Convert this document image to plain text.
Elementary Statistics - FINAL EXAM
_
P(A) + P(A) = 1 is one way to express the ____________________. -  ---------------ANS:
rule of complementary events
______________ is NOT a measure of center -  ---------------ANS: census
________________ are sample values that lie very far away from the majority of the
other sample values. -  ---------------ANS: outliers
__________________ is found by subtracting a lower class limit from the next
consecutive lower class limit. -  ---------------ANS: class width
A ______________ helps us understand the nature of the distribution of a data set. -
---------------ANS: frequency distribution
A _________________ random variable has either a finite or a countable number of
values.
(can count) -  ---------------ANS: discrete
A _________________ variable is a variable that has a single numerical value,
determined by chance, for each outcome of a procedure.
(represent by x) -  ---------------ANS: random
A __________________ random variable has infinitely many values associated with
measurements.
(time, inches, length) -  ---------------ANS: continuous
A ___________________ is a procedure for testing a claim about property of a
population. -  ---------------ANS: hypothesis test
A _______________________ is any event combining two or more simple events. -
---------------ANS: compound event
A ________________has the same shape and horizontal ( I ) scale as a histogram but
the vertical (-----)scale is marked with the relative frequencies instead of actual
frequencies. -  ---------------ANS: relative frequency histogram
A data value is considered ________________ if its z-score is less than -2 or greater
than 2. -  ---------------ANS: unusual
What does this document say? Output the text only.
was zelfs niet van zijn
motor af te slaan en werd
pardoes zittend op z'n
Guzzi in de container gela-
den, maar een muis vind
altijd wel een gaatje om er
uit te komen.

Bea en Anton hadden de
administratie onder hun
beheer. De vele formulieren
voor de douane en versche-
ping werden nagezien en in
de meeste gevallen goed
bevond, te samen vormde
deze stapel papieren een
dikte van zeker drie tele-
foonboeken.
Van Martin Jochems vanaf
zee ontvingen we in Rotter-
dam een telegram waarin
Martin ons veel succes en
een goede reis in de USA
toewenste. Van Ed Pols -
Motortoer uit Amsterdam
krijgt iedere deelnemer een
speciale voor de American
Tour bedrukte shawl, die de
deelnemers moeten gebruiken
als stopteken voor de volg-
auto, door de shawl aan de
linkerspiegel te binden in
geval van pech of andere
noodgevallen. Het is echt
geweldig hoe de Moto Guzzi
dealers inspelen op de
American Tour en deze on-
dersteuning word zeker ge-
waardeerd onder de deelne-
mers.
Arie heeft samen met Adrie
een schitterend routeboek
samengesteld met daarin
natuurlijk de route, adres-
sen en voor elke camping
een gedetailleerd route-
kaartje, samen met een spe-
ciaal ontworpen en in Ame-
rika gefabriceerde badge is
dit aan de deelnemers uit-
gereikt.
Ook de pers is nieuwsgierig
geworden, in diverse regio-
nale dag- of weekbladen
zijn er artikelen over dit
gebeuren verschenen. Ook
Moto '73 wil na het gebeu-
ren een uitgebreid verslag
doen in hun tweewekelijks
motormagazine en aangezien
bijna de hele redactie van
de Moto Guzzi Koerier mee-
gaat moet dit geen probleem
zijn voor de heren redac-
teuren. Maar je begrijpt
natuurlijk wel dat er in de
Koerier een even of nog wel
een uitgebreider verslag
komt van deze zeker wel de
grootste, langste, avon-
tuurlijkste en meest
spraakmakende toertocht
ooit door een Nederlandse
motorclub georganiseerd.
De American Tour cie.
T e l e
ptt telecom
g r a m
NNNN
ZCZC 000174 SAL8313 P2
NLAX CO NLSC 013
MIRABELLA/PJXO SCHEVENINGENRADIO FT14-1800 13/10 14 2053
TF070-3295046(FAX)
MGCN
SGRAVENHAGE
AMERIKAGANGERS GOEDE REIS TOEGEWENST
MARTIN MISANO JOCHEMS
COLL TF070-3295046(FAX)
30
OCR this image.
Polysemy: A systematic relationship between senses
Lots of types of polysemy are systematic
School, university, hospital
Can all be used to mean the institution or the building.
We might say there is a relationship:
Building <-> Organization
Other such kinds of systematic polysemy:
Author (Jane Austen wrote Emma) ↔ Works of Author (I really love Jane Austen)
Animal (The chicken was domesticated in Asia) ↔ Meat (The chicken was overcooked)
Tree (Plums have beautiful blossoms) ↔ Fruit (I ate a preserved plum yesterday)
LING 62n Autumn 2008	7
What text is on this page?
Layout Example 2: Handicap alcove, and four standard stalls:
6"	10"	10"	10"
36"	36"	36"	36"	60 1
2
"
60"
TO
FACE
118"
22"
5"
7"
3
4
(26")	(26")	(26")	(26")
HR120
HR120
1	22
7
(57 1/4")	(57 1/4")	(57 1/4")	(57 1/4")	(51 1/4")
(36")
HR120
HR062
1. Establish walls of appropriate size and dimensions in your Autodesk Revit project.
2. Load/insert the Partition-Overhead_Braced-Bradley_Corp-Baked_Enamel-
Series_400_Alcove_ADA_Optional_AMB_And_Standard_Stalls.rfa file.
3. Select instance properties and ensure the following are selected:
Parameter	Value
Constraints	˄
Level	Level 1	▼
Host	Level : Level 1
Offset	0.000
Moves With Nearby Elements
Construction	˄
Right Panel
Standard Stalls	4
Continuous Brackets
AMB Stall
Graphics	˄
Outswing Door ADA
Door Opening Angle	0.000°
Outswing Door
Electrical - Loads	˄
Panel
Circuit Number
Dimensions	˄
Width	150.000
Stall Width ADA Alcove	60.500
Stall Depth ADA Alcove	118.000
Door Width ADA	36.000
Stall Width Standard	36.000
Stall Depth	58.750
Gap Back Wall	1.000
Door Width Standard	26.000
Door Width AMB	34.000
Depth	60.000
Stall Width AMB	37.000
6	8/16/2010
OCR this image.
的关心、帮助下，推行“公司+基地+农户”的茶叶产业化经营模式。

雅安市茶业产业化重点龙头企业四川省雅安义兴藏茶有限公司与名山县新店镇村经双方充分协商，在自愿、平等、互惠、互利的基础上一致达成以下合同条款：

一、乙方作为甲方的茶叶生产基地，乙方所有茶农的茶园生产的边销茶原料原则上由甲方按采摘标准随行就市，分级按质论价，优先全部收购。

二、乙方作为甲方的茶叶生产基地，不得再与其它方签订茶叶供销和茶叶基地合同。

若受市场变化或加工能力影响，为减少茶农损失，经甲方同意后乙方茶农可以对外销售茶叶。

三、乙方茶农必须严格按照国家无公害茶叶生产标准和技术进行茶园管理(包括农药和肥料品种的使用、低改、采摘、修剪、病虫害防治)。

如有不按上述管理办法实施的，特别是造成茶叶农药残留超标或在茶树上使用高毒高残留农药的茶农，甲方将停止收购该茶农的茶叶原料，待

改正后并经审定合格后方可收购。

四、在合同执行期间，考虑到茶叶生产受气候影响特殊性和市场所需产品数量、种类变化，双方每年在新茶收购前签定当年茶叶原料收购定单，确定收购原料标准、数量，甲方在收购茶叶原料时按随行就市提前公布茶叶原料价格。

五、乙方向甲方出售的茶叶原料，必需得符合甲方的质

#####

DO THIS
Quote the whole listing above, leaving nothing out.

EXPECTED ANSWER
Convert this document image to plain text.
Elementary Statistics - FINAL EXAM
_
P(A) + P(A) = 1 is one way to express the ____________________. -  ---------------ANS:
rule of complementary events
______________ is NOT a measure of center -  ---------------ANS: census
________________ are sample values that lie very far away from the majority of the
other sample values. -  ---------------ANS: outliers
__________________ is found by subtracting a lower class limit from the next
consecutive lower class limit. -  ---------------ANS: class width
A ______________ helps us understand the nature of the distribution of a data set. -
---------------ANS: frequency distribution
A _________________ random variable has either a finite or a countable number of
values.
(can count) -  ---------------ANS: discrete
A _________________ variable is a variable that has a single numerical value,
determined by chance, for each outcome of a procedure.
(represent by x) -  ---------------ANS: random
A __________________ random variable has infinitely many values associated with
measurements.
(time, inches, length) -  ---------------ANS: continuous
A ___________________ is a procedure for testing a claim about property of a
population. -  ---------------ANS: hypothesis test
A _______________________ is any event combining two or more simple events. -
---------------ANS: compound event
A ________________has the same shape and horizontal ( I ) scale as a histogram but
the vertical (-----)scale is marked with the relative frequencies instead of actual
frequencies. -  ---------------ANS: relative frequency histogram
A data value is considered ________________ if its z-score is less than -2 or greater
than 2. -  ---------------ANS: unusual
What does this document say? Output the text only.
was zelfs niet van zijn
motor af te slaan en werd
pardoes zittend op z'n
Guzzi in de container gela-
den, maar een muis vind
altijd wel een gaatje om er
uit te komen.

Bea en Anton hadden de
administratie onder hun
beheer. De vele formulieren
voor de douane en versche-
ping werden nagezien en in
de meeste gevallen goed
bevond, te samen vormde
deze stapel papieren een
dikte van zeker drie tele-
foonboeken.
Van Martin Jochems vanaf
zee ontvingen we in Rotter-
dam een telegram waarin
Martin ons veel succes en
een goede reis in de USA
toewenste. Van Ed Pols -
Motortoer uit Amsterdam
krijgt iedere deelnemer een
speciale voor de American
Tour bedrukte shawl, die de
deelnemers moeten gebruiken
als stopteken voor de volg-
auto, door de shawl aan de
linkerspiegel te binden in
geval van pech of andere
noodgevallen. Het is echt
geweldig hoe de Moto Guzzi
dealers inspelen op de
American Tour en deze on-
dersteuning word zeker ge-
waardeerd onder de deelne-
mers.
Arie heeft samen met Adrie
een schitterend routeboek
samengesteld met daarin
natuurlijk de route, adres-
sen en voor elke camping
een gedetailleerd route-
kaartje, samen met een spe-
ciaal ontworpen en in Ame-
rika gefabriceerde badge is
dit aan de deelnemers uit-
gereikt.
Ook de pers is nieuwsgierig
geworden, in diverse regio-
nale dag- of weekbladen
zijn er artikelen over dit
gebeuren verschenen. Ook
Moto '73 wil na het gebeu-
ren een uitgebreid verslag
doen in hun tweewekelijks
motormagazine en aangezien
bijna de hele redactie van
de Moto Guzzi Koerier mee-
gaat moet dit geen probleem
zijn voor de heren redac-
teuren. Maar je begrijpt
natuurlijk wel dat er in de
Koerier een even of nog wel
een uitgebreider verslag
komt van deze zeker wel de
grootste, langste, avon-
tuurlijkste en meest
spraakmakende toertocht
ooit door een Nederlandse
motorclub georganiseerd.
De American Tour cie.
T e l e
ptt telecom
g r a m
NNNN
ZCZC 000174 SAL8313 P2
NLAX CO NLSC 013
MIRABELLA/PJXO SCHEVENINGENRADIO FT14-1800 13/10 14 2053
TF070-3295046(FAX)
MGCN
SGRAVENHAGE
AMERIKAGANGERS GOEDE REIS TOEGEWENST
MARTIN MISANO JOCHEMS
COLL TF070-3295046(FAX)
30
OCR this image.
Polysemy: A systematic relationship between senses
Lots of types of polysemy are systematic
School, university, hospital
Can all be used to mean the institution or the building.
We might say there is a relationship:
Building <-> Organization
Other such kinds of systematic polysemy:
Author (Jane Austen wrote Emma) ↔ Works of Author (I really love Jane Austen)
Animal (The chicken was domesticated in Asia) ↔ Meat (The chicken was overcooked)
Tree (Plums have beautiful blossoms) ↔ Fruit (I ate a preserved plum yesterday)
LING 62n Autumn 2008	7
What text is on this page?
Layout Example 2: Handicap alcove, and four standard stalls:
6"	10"	10"	10"
36"	36"	36"	36"	60 1
2
"
60"
TO
FACE
118"
22"
5"
7"
3
4
(26")	(26")	(26")	(26")
HR120
HR120
1	22
7
(57 1/4")	(57 1/4")	(57 1/4")	(57 1/4")	(51 1/4")
(36")
HR120
HR062
1. Establish walls of appropriate size and dimensions in your Autodesk Revit project.
2. Load/insert the Partition-Overhead_Braced-Bradley_Corp-Baked_Enamel-
Series_400_Alcove_ADA_Optional_AMB_And_Standard_Stalls.rfa file.
3. Select instance properties and ensure the following are selected:
Parameter	Value
Constraints	˄
Level	Level 1	▼
Host	Level : Level 1
Offset	0.000
Moves With Nearby Elements
Construction	˄
Right Panel
Standard Stalls	4
Continuous Brackets
AMB Stall
Graphics	˄
Outswing Door ADA
Door Opening Angle	0.000°
Outswing Door
Electrical - Loads	˄
Panel
Circuit Number
Dimensions	˄
Width	150.000
Stall Width ADA Alcove	60.500
Stall Depth ADA Alcove	118.000
Door Width ADA	36.000
Stall Width Standard	36.000
Stall Depth	58.750
Gap Back Wall	1.000
Door Width Standard	26.000
Door Width AMB	34.000
Depth	60.000
Stall Width AMB	37.000
6	8/16/2010
OCR this image.
的关心、帮助下，推行“公司+基地+农户”的茶叶产业化经营模式。

雅安市茶业产业化重点龙头企业四川省雅安义兴藏茶有限公司与名山县新店镇村经双方充分协商，在自愿、平等、互惠、互利的基础上一致达成以下合同条款：

一、乙方作为甲方的茶叶生产基地，乙方所有茶农的茶园生产的边销茶原料原则上由甲方按采摘标准随行就市，分级按质论价，优先全部收购。

二、乙方作为甲方的茶叶生产基地，不得再与其它方签订茶叶供销和茶叶基地合同。

若受市场变化或加工能力影响，为减少茶农损失，经甲方同意后乙方茶农可以对外销售茶叶。

三、乙方茶农必须严格按照国家无公害茶叶生产标准和技术进行茶园管理(包括农药和肥料品种的使用、低改、采摘、修剪、病虫害防治)。

如有不按上述管理办法实施的，特别是造成茶叶农药残留超标或在茶树上使用高毒高残留农药的茶农，甲方将停止收购该茶农的茶叶原料，待

改正后并经审定合格后方可收购。

四、在合同执行期间，考虑到茶叶生产受气候影响特殊性和市场所需产品数量、种类变化，双方每年在新茶收购前签定当年茶叶原料收购定单，确定收购原料标准、数量，甲方在收购茶叶原料时按随行就市提前公布茶叶原料价格。

五、乙方向甲方出售的茶叶原料，必需得符合甲方的质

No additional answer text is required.